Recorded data
----

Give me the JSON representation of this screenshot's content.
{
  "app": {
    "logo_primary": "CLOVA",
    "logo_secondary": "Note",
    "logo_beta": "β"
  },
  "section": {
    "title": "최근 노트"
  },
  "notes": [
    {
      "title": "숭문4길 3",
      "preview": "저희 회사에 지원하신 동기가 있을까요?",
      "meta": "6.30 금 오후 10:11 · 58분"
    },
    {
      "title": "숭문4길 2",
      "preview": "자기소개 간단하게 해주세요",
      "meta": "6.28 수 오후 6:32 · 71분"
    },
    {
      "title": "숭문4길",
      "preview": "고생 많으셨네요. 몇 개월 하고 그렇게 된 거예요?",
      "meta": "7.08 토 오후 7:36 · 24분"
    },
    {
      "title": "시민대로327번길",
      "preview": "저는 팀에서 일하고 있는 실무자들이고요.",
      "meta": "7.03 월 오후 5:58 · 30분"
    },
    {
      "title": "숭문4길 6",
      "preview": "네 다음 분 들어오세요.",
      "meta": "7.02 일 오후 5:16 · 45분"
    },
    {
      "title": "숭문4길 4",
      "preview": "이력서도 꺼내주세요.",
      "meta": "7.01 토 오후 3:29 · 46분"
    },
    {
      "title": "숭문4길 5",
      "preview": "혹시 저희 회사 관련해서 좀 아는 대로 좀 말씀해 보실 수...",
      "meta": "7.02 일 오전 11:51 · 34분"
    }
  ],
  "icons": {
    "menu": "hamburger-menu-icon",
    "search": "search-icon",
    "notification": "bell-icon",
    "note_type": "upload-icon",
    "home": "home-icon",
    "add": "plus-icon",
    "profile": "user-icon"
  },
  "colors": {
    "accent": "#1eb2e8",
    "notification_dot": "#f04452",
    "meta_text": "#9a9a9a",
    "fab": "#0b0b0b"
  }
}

----

Write out the material from the first line to the last, exactly.

Problem solution ▸
Give me the JSON representation of this screenshot's content.
{
  "app": {
    "logo_primary": "CLOVA",
    "logo_secondary": "Note",
    "logo_beta": "β"
  },
  "section": {
    "title": "최근 노트"
  },
  "notes": [
    {
      "title": "숭문4길 3",
      "preview": "저희 회사에 지원하신 동기가 있을까요?",
      "meta": "6.30 금 오후 10:11 · 58분"
    },
    {
      "title": "숭문4길 2",
      "preview": "자기소개 간단하게 해주세요",
      "meta": "6.28 수 오후 6:32 · 71분"
    },
    {
      "title": "숭문4길",
      "preview": "고생 많으셨네요. 몇 개월 하고 그렇게 된 거예요?",
      "meta": "7.08 토 오후 7:36 · 24분"
    },
    {
      "title": "시민대로327번길",
      "preview": "저는 팀에서 일하고 있는 실무자들이고요.",
      "meta": "7.03 월 오후 5:58 · 30분"
    },
    {
      "title": "숭문4길 6",
      "preview": "네 다음 분 들어오세요.",
      "meta": "7.02 일 오후 5:16 · 45분"
    },
    {
      "title": "숭문4길 4",
      "preview": "이력서도 꺼내주세요.",
      "meta": "7.01 토 오후 3:29 · 46분"
    },
    {
      "title": "숭문4길 5",
      "preview": "혹시 저희 회사 관련해서 좀 아는 대로 좀 말씀해 보실 수...",
      "meta": "7.02 일 오전 11:51 · 34분"
    }
  ],
  "icons": {
    "menu": "hamburger-menu-icon",
    "search": "search-icon",
    "notification": "bell-icon",
    "note_type": "upload-icon",
    "home": "home-icon",
    "add": "plus-icon",
    "profile": "user-icon"
  },
  "colors": {
    "accent": "#1eb2e8",
    "notification_dot": "#f04452",
    "meta_text": "#9a9a9a",
    "fab": "#0b0b0b"
  }
}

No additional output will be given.